PROBLEM DETAILS: With the images removed, repeat the data below exactly.

--- EXTRACTED ENTRIES Enclosed Below ---

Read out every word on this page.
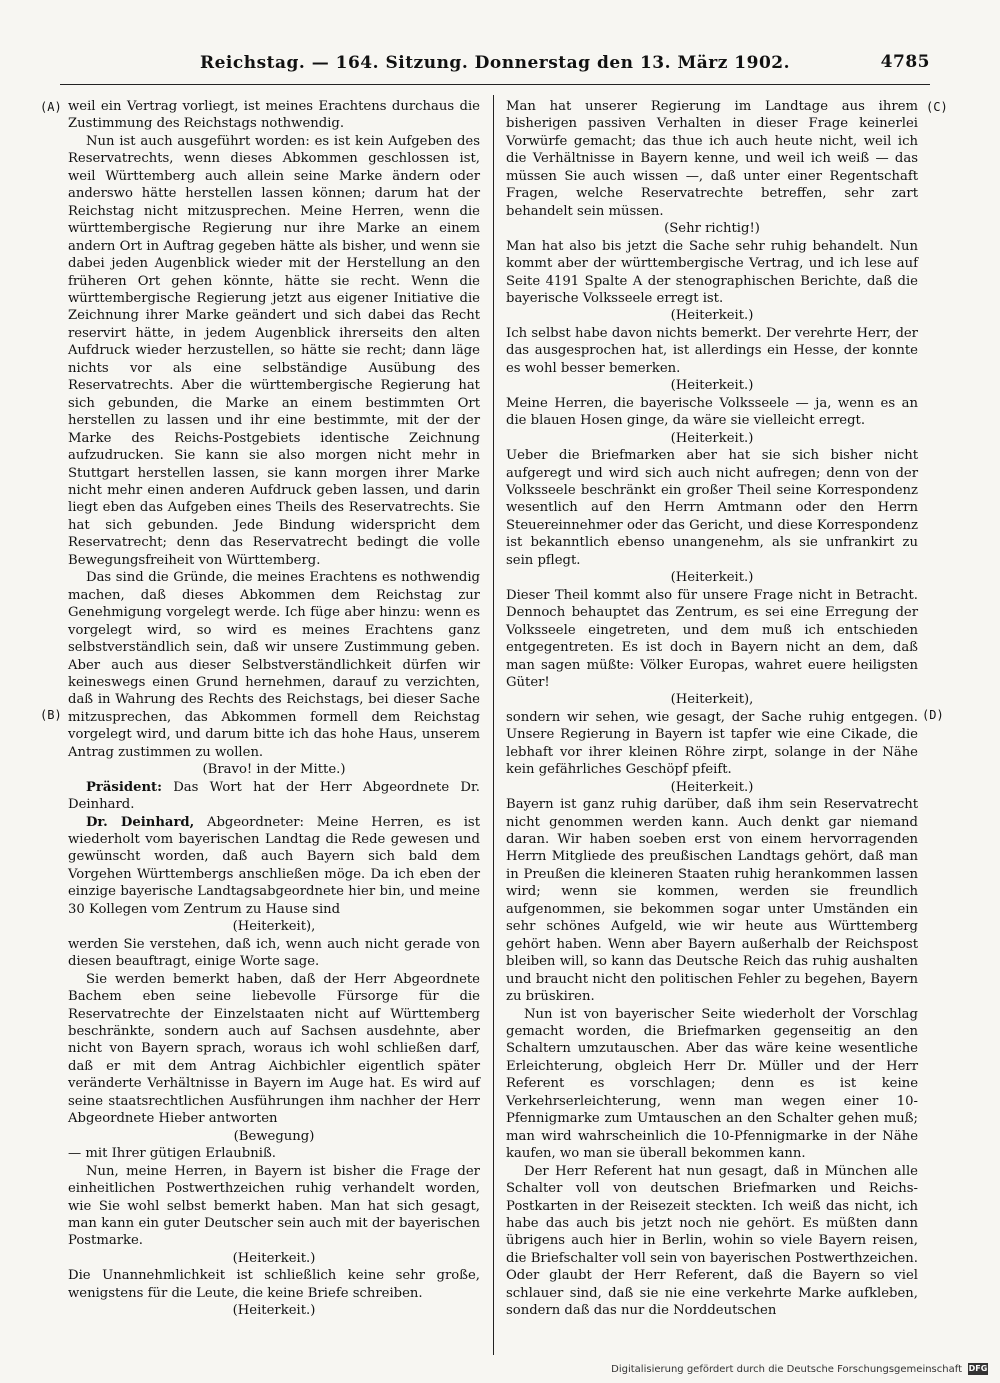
Reichstag. — 164. Sitzung. Donnerstag den 13. März 1902.	4785
(A)
(B)
(C)
(D)

weil ein Vertrag vorliegt, ist meines Erachtens durchaus die Zustimmung des Reichstags nothwendig.

Nun ist auch ausgeführt worden: es ist kein Aufgeben des Reservatrechts, wenn dieses Abkommen geschlossen ist, weil Württemberg auch allein seine Marke ändern oder anderswo hätte herstellen lassen können; darum hat der Reichstag nicht mitzusprechen. Meine Herren, wenn die württembergische Regierung nur ihre Marke an einem andern Ort in Auftrag gegeben hätte als bisher, und wenn sie dabei jeden Augenblick wieder mit der Herstellung an den früheren Ort gehen könnte, hätte sie recht. Wenn die württembergische Regierung jetzt aus eigener Initiative die Zeichnung ihrer Marke geändert und sich dabei das Recht reservirt hätte, in jedem Augenblick ihrerseits den alten Aufdruck wieder herzustellen, so hätte sie recht; dann läge nichts vor als eine selbständige Ausübung des Reservatrechts. Aber die württembergische Regierung hat sich gebunden, die Marke an einem bestimmten Ort herstellen zu lassen und ihr eine bestimmte, mit der der Marke des Reichs-Postgebiets identische Zeichnung aufzudrucken. Sie kann sie also morgen nicht mehr in Stuttgart herstellen lassen, sie kann morgen ihrer Marke nicht mehr einen anderen Aufdruck geben lassen, und darin liegt eben das Aufgeben eines Theils des Reservatrechts. Sie hat sich gebunden. Jede Bindung widerspricht dem Reservatrecht; denn das Reservatrecht bedingt die volle Bewegungsfreiheit von Württemberg.

Das sind die Gründe, die meines Erachtens es nothwendig machen, daß dieses Abkommen dem Reichstag zur Genehmigung vorgelegt werde. Ich füge aber hinzu: wenn es vorgelegt wird, so wird es meines Erachtens ganz selbstverständlich sein, daß wir unsere Zustimmung geben. Aber auch aus dieser Selbstverständlichkeit dürfen wir keineswegs einen Grund hernehmen, darauf zu verzichten, daß in Wahrung des Rechts des Reichstags, bei dieser Sache mitzusprechen, das Abkommen formell dem Reichstag vorgelegt wird, und darum bitte ich das hohe Haus, unserem Antrag zustimmen zu wollen.

(Bravo! in der Mitte.)

Präsident: Das Wort hat der Herr Abgeordnete Dr. Deinhard.

Dr. Deinhard, Abgeordneter: Meine Herren, es ist wiederholt vom bayerischen Landtag die Rede gewesen und gewünscht worden, daß auch Bayern sich bald dem Vorgehen Württembergs anschließen möge. Da ich eben der einzige bayerische Landtagsabgeordnete hier bin, und meine 30 Kollegen vom Zentrum zu Hause sind

(Heiterkeit),

werden Sie verstehen, daß ich, wenn auch nicht gerade von diesen beauftragt, einige Worte sage.

Sie werden bemerkt haben, daß der Herr Abgeordnete Bachem eben seine liebevolle Fürsorge für die Reservatrechte der Einzelstaaten nicht auf Württemberg beschränkte, sondern auch auf Sachsen ausdehnte, aber nicht von Bayern sprach, woraus ich wohl schließen darf, daß er mit dem Antrag Aichbichler eigentlich später veränderte Verhältnisse in Bayern im Auge hat. Es wird auf seine staatsrechtlichen Ausführungen ihm nachher der Herr Abgeordnete Hieber antworten

(Bewegung)

— mit Ihrer gütigen Erlaubniß.

Nun, meine Herren, in Bayern ist bisher die Frage der einheitlichen Postwerthzeichen ruhig verhandelt worden, wie Sie wohl selbst bemerkt haben. Man hat sich gesagt, man kann ein guter Deutscher sein auch mit der bayerischen Postmarke.

(Heiterkeit.)

Die Unannehmlichkeit ist schließlich keine sehr große, wenigstens für die Leute, die keine Briefe schreiben.

(Heiterkeit.)

Man hat unserer Regierung im Landtage aus ihrem bisherigen passiven Verhalten in dieser Frage keinerlei Vorwürfe gemacht; das thue ich auch heute nicht, weil ich die Verhältnisse in Bayern kenne, und weil ich weiß — das müssen Sie auch wissen —, daß unter einer Regentschaft Fragen, welche Reservatrechte betreffen, sehr zart behandelt sein müssen.

(Sehr richtig!)

Man hat also bis jetzt die Sache sehr ruhig behandelt. Nun kommt aber der württembergische Vertrag, und ich lese auf Seite 4191 Spalte A der stenographischen Berichte, daß die bayerische Volksseele erregt ist.

(Heiterkeit.)

Ich selbst habe davon nichts bemerkt. Der verehrte Herr, der das ausgesprochen hat, ist allerdings ein Hesse, der konnte es wohl besser bemerken.

(Heiterkeit.)

Meine Herren, die bayerische Volksseele — ja, wenn es an die blauen Hosen ginge, da wäre sie vielleicht erregt.

(Heiterkeit.)

Ueber die Briefmarken aber hat sie sich bisher nicht aufgeregt und wird sich auch nicht aufregen; denn von der Volksseele beschränkt ein großer Theil seine Korrespondenz wesentlich auf den Herrn Amtmann oder den Herrn Steuereinnehmer oder das Gericht, und diese Korrespondenz ist bekanntlich ebenso unangenehm, als sie unfrankirt zu sein pflegt.

(Heiterkeit.)

Dieser Theil kommt also für unsere Frage nicht in Betracht. Dennoch behauptet das Zentrum, es sei eine Erregung der Volksseele eingetreten, und dem muß ich entschieden entgegentreten. Es ist doch in Bayern nicht an dem, daß man sagen müßte: Völker Europas, wahret euere heiligsten Güter!

(Heiterkeit),

sondern wir sehen, wie gesagt, der Sache ruhig entgegen. Unsere Regierung in Bayern ist tapfer wie eine Cikade, die lebhaft vor ihrer kleinen Röhre zirpt, solange in der Nähe kein gefährliches Geschöpf pfeift.

(Heiterkeit.)

Bayern ist ganz ruhig darüber, daß ihm sein Reservatrecht nicht genommen werden kann. Auch denkt gar niemand daran. Wir haben soeben erst von einem hervorragenden Herrn Mitgliede des preußischen Landtags gehört, daß man in Preußen die kleineren Staaten ruhig herankommen lassen wird; wenn sie kommen, werden sie freundlich aufgenommen, sie bekommen sogar unter Umständen ein sehr schönes Aufgeld, wie wir heute aus Württemberg gehört haben. Wenn aber Bayern außerhalb der Reichspost bleiben will, so kann das Deutsche Reich das ruhig aushalten und braucht nicht den politischen Fehler zu begehen, Bayern zu brüskiren.

Nun ist von bayerischer Seite wiederholt der Vorschlag gemacht worden, die Briefmarken gegenseitig an den Schaltern umzutauschen. Aber das wäre keine wesentliche Erleichterung, obgleich Herr Dr. Müller und der Herr Referent es vorschlagen; denn es ist keine Verkehrserleichterung, wenn man wegen einer 10-Pfennigmarke zum Umtauschen an den Schalter gehen muß; man wird wahrscheinlich die 10-Pfennigmarke in der Nähe kaufen, wo man sie überall bekommen kann.

Der Herr Referent hat nun gesagt, daß in München alle Schalter voll von deutschen Briefmarken und Reichs-Postkarten in der Reisezeit steckten. Ich weiß das nicht, ich habe das auch bis jetzt noch nie gehört. Es müßten dann übrigens auch hier in Berlin, wohin so viele Bayern reisen, die Briefschalter voll sein von bayerischen Postwerthzeichen. Oder glaubt der Herr Referent, daß die Bayern so viel schlauer sind, daß sie nie eine verkehrte Marke aufkleben, sondern daß das nur die Norddeutschen

Digitalisierung gefördert durch die Deutsche Forschungsgemeinschaft DFG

--- End of Enclosed EXTRACTED ENTRIES ---

RESPONSE TO THE TASK:
Read out every word on this page.
Reichstag. — 164. Sitzung. Donnerstag den 13. März 1902.	4785
(A)
(B)
(C)
(D)

weil ein Vertrag vorliegt, ist meines Erachtens durchaus die Zustimmung des Reichstags nothwendig.

Nun ist auch ausgeführt worden: es ist kein Aufgeben des Reservatrechts, wenn dieses Abkommen geschlossen ist, weil Württemberg auch allein seine Marke ändern oder anderswo hätte herstellen lassen können; darum hat der Reichstag nicht mitzusprechen. Meine Herren, wenn die württembergische Regierung nur ihre Marke an einem andern Ort in Auftrag gegeben hätte als bisher, und wenn sie dabei jeden Augenblick wieder mit der Herstellung an den früheren Ort gehen könnte, hätte sie recht. Wenn die württembergische Regierung jetzt aus eigener Initiative die Zeichnung ihrer Marke geändert und sich dabei das Recht reservirt hätte, in jedem Augenblick ihrerseits den alten Aufdruck wieder herzustellen, so hätte sie recht; dann läge nichts vor als eine selbständige Ausübung des Reservatrechts. Aber die württembergische Regierung hat sich gebunden, die Marke an einem bestimmten Ort herstellen zu lassen und ihr eine bestimmte, mit der der Marke des Reichs-Postgebiets identische Zeichnung aufzudrucken. Sie kann sie also morgen nicht mehr in Stuttgart herstellen lassen, sie kann morgen ihrer Marke nicht mehr einen anderen Aufdruck geben lassen, und darin liegt eben das Aufgeben eines Theils des Reservatrechts. Sie hat sich gebunden. Jede Bindung widerspricht dem Reservatrecht; denn das Reservatrecht bedingt die volle Bewegungsfreiheit von Württemberg.

Das sind die Gründe, die meines Erachtens es nothwendig machen, daß dieses Abkommen dem Reichstag zur Genehmigung vorgelegt werde. Ich füge aber hinzu: wenn es vorgelegt wird, so wird es meines Erachtens ganz selbstverständlich sein, daß wir unsere Zustimmung geben. Aber auch aus dieser Selbstverständlichkeit dürfen wir keineswegs einen Grund hernehmen, darauf zu verzichten, daß in Wahrung des Rechts des Reichstags, bei dieser Sache mitzusprechen, das Abkommen formell dem Reichstag vorgelegt wird, und darum bitte ich das hohe Haus, unserem Antrag zustimmen zu wollen.

(Bravo! in der Mitte.)

Präsident: Das Wort hat der Herr Abgeordnete Dr. Deinhard.

Dr. Deinhard, Abgeordneter: Meine Herren, es ist wiederholt vom bayerischen Landtag die Rede gewesen und gewünscht worden, daß auch Bayern sich bald dem Vorgehen Württembergs anschließen möge. Da ich eben der einzige bayerische Landtagsabgeordnete hier bin, und meine 30 Kollegen vom Zentrum zu Hause sind

(Heiterkeit),

werden Sie verstehen, daß ich, wenn auch nicht gerade von diesen beauftragt, einige Worte sage.

Sie werden bemerkt haben, daß der Herr Abgeordnete Bachem eben seine liebevolle Fürsorge für die Reservatrechte der Einzelstaaten nicht auf Württemberg beschränkte, sondern auch auf Sachsen ausdehnte, aber nicht von Bayern sprach, woraus ich wohl schließen darf, daß er mit dem Antrag Aichbichler eigentlich später veränderte Verhältnisse in Bayern im Auge hat. Es wird auf seine staatsrechtlichen Ausführungen ihm nachher der Herr Abgeordnete Hieber antworten

(Bewegung)

— mit Ihrer gütigen Erlaubniß.

Nun, meine Herren, in Bayern ist bisher die Frage der einheitlichen Postwerthzeichen ruhig verhandelt worden, wie Sie wohl selbst bemerkt haben. Man hat sich gesagt, man kann ein guter Deutscher sein auch mit der bayerischen Postmarke.

(Heiterkeit.)

Die Unannehmlichkeit ist schließlich keine sehr große, wenigstens für die Leute, die keine Briefe schreiben.

(Heiterkeit.)

Man hat unserer Regierung im Landtage aus ihrem bisherigen passiven Verhalten in dieser Frage keinerlei Vorwürfe gemacht; das thue ich auch heute nicht, weil ich die Verhältnisse in Bayern kenne, und weil ich weiß — das müssen Sie auch wissen —, daß unter einer Regentschaft Fragen, welche Reservatrechte betreffen, sehr zart behandelt sein müssen.

(Sehr richtig!)

Man hat also bis jetzt die Sache sehr ruhig behandelt. Nun kommt aber der württembergische Vertrag, und ich lese auf Seite 4191 Spalte A der stenographischen Berichte, daß die bayerische Volksseele erregt ist.

(Heiterkeit.)

Ich selbst habe davon nichts bemerkt. Der verehrte Herr, der das ausgesprochen hat, ist allerdings ein Hesse, der konnte es wohl besser bemerken.

(Heiterkeit.)

Meine Herren, die bayerische Volksseele — ja, wenn es an die blauen Hosen ginge, da wäre sie vielleicht erregt.

(Heiterkeit.)

Ueber die Briefmarken aber hat sie sich bisher nicht aufgeregt und wird sich auch nicht aufregen; denn von der Volksseele beschränkt ein großer Theil seine Korrespondenz wesentlich auf den Herrn Amtmann oder den Herrn Steuereinnehmer oder das Gericht, und diese Korrespondenz ist bekanntlich ebenso unangenehm, als sie unfrankirt zu sein pflegt.

(Heiterkeit.)

Dieser Theil kommt also für unsere Frage nicht in Betracht. Dennoch behauptet das Zentrum, es sei eine Erregung der Volksseele eingetreten, und dem muß ich entschieden entgegentreten. Es ist doch in Bayern nicht an dem, daß man sagen müßte: Völker Europas, wahret euere heiligsten Güter!

(Heiterkeit),

sondern wir sehen, wie gesagt, der Sache ruhig entgegen. Unsere Regierung in Bayern ist tapfer wie eine Cikade, die lebhaft vor ihrer kleinen Röhre zirpt, solange in der Nähe kein gefährliches Geschöpf pfeift.

(Heiterkeit.)

Bayern ist ganz ruhig darüber, daß ihm sein Reservatrecht nicht genommen werden kann. Auch denkt gar niemand daran. Wir haben soeben erst von einem hervorragenden Herrn Mitgliede des preußischen Landtags gehört, daß man in Preußen die kleineren Staaten ruhig herankommen lassen wird; wenn sie kommen, werden sie freundlich aufgenommen, sie bekommen sogar unter Umständen ein sehr schönes Aufgeld, wie wir heute aus Württemberg gehört haben. Wenn aber Bayern außerhalb der Reichspost bleiben will, so kann das Deutsche Reich das ruhig aushalten und braucht nicht den politischen Fehler zu begehen, Bayern zu brüskiren.

Nun ist von bayerischer Seite wiederholt der Vorschlag gemacht worden, die Briefmarken gegenseitig an den Schaltern umzutauschen. Aber das wäre keine wesentliche Erleichterung, obgleich Herr Dr. Müller und der Herr Referent es vorschlagen; denn es ist keine Verkehrserleichterung, wenn man wegen einer 10-Pfennigmarke zum Umtauschen an den Schalter gehen muß; man wird wahrscheinlich die 10-Pfennigmarke in der Nähe kaufen, wo man sie überall bekommen kann.

Der Herr Referent hat nun gesagt, daß in München alle Schalter voll von deutschen Briefmarken und Reichs-Postkarten in der Reisezeit steckten. Ich weiß das nicht, ich habe das auch bis jetzt noch nie gehört. Es müßten dann übrigens auch hier in Berlin, wohin so viele Bayern reisen, die Briefschalter voll sein von bayerischen Postwerthzeichen. Oder glaubt der Herr Referent, daß die Bayern so viel schlauer sind, daß sie nie eine verkehrte Marke aufkleben, sondern daß das nur die Norddeutschen

Digitalisierung gefördert durch die Deutsche Forschungsgemeinschaft DFG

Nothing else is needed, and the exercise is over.